Record set:
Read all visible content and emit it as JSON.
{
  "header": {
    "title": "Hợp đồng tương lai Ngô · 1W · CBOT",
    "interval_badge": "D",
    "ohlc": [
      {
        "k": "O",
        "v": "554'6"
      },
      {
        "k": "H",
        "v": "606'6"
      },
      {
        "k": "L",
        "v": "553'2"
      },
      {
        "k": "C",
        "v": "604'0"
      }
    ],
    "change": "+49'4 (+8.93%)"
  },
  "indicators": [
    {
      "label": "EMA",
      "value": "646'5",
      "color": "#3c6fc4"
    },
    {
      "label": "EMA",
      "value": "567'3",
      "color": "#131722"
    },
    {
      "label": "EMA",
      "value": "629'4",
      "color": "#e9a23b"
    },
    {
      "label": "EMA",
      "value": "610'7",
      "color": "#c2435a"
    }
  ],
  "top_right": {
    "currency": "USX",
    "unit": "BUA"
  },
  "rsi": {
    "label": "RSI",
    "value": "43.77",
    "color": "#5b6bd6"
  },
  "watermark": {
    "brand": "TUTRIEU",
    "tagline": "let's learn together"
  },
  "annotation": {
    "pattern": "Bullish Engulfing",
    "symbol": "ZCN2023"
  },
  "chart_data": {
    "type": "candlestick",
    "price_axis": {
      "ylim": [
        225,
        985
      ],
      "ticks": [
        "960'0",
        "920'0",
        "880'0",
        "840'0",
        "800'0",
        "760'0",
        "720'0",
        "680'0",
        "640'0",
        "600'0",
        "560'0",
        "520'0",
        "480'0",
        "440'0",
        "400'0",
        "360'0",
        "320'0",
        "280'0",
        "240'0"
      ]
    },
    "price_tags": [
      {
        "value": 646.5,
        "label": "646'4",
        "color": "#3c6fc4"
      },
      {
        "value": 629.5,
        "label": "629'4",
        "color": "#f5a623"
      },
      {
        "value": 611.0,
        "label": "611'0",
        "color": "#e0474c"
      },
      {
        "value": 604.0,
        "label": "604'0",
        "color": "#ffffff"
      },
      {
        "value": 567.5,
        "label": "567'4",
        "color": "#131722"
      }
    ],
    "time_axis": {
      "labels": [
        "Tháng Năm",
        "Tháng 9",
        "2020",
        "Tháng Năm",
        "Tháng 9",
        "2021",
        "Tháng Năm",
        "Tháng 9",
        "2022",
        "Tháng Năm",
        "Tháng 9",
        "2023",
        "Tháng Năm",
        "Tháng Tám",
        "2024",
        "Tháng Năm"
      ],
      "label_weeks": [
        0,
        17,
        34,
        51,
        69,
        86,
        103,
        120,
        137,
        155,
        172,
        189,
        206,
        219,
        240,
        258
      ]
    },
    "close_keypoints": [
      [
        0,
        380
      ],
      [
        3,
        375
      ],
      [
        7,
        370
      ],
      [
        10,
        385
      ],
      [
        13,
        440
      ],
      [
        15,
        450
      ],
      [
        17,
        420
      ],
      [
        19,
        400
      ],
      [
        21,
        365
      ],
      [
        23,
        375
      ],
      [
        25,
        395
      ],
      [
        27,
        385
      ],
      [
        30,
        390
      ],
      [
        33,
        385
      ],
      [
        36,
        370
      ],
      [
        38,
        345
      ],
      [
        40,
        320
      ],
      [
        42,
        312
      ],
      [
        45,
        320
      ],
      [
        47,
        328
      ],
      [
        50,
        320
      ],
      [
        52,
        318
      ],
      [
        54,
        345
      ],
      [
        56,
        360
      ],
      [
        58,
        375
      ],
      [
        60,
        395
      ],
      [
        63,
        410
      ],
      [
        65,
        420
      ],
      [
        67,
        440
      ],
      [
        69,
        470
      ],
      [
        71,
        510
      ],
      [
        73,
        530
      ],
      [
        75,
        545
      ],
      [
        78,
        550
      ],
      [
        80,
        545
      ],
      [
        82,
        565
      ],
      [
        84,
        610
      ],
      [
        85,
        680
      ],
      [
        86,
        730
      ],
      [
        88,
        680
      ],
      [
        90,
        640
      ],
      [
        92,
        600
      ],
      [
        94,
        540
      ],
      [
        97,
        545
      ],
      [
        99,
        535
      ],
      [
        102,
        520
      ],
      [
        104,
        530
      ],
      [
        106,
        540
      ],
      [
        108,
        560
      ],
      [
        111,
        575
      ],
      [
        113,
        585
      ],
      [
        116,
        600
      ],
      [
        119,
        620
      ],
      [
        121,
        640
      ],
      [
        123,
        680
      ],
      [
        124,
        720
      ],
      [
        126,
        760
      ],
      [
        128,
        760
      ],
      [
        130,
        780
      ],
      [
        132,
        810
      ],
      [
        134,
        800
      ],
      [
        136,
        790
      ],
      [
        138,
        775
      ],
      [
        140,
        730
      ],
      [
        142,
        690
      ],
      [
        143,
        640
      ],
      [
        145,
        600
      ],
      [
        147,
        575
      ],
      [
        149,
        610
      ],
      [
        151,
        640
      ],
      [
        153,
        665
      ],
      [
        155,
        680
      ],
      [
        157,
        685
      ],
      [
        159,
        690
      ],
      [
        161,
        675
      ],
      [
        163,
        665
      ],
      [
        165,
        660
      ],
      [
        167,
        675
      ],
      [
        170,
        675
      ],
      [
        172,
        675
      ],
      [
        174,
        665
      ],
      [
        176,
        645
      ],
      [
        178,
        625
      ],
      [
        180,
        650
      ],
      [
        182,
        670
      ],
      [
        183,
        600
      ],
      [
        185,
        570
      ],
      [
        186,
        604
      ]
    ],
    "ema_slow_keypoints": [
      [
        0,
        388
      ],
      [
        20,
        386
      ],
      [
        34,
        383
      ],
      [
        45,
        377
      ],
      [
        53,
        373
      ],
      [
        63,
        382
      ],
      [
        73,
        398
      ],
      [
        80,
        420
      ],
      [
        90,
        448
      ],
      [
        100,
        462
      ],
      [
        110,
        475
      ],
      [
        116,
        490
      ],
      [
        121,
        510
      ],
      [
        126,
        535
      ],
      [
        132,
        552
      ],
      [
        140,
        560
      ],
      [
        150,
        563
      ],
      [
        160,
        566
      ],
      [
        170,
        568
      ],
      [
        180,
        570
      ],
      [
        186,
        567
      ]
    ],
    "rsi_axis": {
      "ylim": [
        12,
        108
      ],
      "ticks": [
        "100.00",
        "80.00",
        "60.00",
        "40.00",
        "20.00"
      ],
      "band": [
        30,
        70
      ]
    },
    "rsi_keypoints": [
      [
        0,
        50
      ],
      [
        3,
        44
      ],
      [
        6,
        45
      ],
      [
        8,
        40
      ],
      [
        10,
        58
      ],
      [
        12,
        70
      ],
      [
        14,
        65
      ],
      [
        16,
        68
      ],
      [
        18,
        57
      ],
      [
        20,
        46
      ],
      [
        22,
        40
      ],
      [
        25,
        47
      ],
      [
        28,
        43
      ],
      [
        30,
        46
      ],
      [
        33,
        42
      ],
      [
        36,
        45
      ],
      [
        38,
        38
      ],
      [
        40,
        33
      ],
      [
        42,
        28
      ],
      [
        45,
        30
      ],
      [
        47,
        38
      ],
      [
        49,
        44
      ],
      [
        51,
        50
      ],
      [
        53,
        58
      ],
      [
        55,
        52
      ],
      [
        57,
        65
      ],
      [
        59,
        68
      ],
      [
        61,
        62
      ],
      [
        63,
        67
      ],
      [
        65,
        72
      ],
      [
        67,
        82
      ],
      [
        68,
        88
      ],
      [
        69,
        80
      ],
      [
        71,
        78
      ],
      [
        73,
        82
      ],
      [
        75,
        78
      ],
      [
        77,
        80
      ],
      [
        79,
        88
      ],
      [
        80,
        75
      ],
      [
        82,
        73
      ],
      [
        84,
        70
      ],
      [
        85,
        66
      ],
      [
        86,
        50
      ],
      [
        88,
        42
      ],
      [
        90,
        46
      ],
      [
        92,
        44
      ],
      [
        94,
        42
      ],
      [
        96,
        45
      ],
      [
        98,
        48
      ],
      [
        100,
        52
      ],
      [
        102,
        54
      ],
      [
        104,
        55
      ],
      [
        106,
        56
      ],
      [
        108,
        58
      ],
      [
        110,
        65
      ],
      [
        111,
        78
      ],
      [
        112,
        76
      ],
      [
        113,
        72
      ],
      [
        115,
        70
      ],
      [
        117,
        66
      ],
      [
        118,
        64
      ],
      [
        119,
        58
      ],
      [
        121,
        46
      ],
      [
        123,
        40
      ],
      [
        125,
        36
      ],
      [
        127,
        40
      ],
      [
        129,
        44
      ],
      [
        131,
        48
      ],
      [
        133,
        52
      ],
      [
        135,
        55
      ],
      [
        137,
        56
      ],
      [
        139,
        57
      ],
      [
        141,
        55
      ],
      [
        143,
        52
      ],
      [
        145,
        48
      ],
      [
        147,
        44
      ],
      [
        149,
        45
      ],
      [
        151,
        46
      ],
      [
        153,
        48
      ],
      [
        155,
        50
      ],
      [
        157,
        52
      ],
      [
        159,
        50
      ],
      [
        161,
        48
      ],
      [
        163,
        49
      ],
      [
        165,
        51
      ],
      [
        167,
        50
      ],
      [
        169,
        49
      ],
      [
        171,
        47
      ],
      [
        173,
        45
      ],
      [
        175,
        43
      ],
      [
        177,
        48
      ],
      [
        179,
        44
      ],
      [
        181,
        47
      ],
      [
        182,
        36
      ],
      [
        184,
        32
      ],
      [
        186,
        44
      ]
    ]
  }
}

Task prompt: Find out how many lines in the listing contain the string "color". Give the number alone.

Solution to this problem: 10